◆ **Brief**: Each line of the material below that holds the word "color" needs to be copied.

◆ **Stored data**:

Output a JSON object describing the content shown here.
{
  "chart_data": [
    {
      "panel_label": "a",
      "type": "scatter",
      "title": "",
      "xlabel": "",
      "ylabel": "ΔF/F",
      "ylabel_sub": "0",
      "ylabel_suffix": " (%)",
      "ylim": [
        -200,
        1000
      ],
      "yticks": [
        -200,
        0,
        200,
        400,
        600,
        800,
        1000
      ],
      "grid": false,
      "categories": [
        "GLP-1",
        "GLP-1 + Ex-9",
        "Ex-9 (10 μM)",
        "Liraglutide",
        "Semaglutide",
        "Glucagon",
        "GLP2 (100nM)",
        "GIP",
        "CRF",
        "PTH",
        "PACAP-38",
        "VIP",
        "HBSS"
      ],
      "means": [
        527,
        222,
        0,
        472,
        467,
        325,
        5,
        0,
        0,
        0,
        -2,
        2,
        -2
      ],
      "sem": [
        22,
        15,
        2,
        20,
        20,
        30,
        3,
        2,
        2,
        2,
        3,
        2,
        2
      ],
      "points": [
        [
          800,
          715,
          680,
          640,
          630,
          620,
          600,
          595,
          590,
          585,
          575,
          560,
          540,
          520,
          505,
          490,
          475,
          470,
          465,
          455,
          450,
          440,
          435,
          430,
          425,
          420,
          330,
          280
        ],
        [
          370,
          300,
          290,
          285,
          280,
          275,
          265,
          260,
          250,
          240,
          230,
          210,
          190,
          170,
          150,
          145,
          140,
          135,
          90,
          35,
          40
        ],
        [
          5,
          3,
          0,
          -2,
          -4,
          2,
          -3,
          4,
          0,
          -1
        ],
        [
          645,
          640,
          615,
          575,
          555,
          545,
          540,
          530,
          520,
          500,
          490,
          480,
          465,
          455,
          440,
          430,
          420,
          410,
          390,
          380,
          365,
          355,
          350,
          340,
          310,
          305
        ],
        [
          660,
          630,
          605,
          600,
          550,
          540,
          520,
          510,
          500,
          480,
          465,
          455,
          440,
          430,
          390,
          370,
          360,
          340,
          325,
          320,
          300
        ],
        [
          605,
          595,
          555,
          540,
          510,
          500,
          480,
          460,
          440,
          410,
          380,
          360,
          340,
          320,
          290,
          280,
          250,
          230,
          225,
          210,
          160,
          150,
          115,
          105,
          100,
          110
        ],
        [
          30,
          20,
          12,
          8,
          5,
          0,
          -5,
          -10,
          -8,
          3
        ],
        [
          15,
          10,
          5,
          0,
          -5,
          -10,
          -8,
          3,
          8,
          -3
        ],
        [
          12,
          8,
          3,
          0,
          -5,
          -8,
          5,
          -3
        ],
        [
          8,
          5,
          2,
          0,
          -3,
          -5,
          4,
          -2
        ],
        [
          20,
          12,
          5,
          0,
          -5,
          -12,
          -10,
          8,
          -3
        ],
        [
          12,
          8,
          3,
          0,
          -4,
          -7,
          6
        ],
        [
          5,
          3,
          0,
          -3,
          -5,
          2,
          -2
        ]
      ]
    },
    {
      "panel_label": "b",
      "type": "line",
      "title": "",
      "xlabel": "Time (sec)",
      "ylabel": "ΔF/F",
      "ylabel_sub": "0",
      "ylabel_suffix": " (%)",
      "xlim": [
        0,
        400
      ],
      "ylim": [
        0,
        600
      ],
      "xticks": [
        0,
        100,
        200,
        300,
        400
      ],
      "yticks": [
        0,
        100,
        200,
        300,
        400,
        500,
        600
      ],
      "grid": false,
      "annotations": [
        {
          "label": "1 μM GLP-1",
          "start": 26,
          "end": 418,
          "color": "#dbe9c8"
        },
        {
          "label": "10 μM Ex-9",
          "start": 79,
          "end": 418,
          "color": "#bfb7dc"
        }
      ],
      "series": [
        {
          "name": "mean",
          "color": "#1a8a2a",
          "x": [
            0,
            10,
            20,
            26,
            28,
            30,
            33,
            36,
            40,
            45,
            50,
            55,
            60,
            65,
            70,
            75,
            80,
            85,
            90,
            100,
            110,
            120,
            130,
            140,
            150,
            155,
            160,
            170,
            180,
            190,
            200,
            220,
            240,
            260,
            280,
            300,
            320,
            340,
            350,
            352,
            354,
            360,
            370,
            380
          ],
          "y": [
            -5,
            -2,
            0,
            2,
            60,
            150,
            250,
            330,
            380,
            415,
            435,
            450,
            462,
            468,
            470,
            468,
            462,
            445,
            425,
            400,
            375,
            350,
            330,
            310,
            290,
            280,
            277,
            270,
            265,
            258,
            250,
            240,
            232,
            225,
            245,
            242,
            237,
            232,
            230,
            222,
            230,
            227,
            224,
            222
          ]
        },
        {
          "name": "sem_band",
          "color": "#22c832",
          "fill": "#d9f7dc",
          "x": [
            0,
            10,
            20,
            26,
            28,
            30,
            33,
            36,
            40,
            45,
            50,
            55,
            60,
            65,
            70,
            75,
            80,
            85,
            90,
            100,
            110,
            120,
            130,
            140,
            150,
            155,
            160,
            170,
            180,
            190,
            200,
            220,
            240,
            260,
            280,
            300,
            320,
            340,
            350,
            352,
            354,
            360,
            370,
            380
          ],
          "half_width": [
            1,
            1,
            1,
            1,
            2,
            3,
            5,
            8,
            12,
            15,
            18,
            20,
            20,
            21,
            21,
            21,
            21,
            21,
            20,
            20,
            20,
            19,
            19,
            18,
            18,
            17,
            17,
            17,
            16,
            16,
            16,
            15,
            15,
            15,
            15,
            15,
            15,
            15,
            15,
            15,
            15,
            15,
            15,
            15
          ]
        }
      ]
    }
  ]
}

◆ **Exercise solution**:
          "color": "#dbe9c8"
          "color": "#bfb7dc"
          "color": "#1a8a2a",
          "color": "#22c832",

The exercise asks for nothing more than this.